## Records for this task
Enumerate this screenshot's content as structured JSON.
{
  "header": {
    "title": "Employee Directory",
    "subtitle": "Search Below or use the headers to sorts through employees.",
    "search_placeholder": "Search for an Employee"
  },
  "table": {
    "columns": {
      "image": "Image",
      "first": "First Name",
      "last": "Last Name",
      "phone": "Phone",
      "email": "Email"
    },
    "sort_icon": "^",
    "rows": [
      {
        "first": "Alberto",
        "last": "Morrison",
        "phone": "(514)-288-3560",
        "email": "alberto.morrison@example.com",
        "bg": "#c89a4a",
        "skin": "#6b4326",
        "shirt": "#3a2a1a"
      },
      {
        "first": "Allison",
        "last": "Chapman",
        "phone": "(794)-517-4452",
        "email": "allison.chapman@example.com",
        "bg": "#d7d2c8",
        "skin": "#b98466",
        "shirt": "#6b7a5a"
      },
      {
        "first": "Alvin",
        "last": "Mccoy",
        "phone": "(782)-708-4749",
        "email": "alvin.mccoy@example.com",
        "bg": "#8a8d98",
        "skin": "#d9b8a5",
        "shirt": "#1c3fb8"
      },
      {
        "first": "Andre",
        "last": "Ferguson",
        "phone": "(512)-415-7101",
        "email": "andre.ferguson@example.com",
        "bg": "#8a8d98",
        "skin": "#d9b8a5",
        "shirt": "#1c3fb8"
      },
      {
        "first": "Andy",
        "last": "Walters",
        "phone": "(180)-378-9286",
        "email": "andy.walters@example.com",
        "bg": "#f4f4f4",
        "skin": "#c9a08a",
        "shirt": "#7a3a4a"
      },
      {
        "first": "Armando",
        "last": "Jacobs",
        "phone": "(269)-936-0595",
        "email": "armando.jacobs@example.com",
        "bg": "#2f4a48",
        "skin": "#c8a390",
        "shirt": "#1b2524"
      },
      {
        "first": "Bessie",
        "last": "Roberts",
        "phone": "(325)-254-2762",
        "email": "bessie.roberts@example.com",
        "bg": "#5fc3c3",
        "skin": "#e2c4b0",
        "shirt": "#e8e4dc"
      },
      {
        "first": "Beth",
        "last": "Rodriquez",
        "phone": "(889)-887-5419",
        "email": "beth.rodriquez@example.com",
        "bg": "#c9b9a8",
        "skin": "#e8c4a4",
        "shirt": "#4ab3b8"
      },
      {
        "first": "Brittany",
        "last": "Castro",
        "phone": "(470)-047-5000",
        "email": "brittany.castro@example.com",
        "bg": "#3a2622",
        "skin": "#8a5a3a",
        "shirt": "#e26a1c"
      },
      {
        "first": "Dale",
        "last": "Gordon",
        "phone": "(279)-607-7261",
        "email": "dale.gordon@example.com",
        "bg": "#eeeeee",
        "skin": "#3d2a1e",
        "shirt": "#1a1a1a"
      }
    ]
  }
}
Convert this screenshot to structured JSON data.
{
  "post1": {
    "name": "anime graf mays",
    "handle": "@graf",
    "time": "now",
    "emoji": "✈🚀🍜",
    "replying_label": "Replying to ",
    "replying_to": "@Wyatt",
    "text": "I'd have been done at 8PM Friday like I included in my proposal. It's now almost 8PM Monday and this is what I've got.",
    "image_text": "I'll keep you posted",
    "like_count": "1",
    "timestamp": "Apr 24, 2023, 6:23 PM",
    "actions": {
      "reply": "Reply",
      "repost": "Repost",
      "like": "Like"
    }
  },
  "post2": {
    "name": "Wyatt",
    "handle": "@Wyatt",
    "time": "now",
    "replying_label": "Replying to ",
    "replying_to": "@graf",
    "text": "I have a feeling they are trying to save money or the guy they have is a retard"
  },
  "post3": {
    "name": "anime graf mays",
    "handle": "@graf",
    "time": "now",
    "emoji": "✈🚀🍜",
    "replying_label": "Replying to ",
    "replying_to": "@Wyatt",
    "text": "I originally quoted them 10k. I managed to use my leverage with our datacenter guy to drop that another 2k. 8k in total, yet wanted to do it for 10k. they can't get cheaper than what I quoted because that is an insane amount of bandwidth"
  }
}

## Task directions
Copy out exactly the lines running from the line with "Convert this screenshot" to the end of the records, inclusive.

## Result of the exercise
Convert this screenshot to structured JSON data.
{
  "post1": {
    "name": "anime graf mays",
    "handle": "@graf",
    "time": "now",
    "emoji": "✈🚀🍜",
    "replying_label": "Replying to ",
    "replying_to": "@Wyatt",
    "text": "I'd have been done at 8PM Friday like I included in my proposal. It's now almost 8PM Monday and this is what I've got.",
    "image_text": "I'll keep you posted",
    "like_count": "1",
    "timestamp": "Apr 24, 2023, 6:23 PM",
    "actions": {
      "reply": "Reply",
      "repost": "Repost",
      "like": "Like"
    }
  },
  "post2": {
    "name": "Wyatt",
    "handle": "@Wyatt",
    "time": "now",
    "replying_label": "Replying to ",
    "replying_to": "@graf",
    "text": "I have a feeling they are trying to save money or the guy they have is a retard"
  },
  "post3": {
    "name": "anime graf mays",
    "handle": "@graf",
    "time": "now",
    "emoji": "✈🚀🍜",
    "replying_label": "Replying to ",
    "replying_to": "@Wyatt",
    "text": "I originally quoted them 10k. I managed to use my leverage with our datacenter guy to drop that another 2k. 8k in total, yet wanted to do it for 10k. they can't get cheaper than what I quoted because that is an insane amount of bandwidth"
  }
}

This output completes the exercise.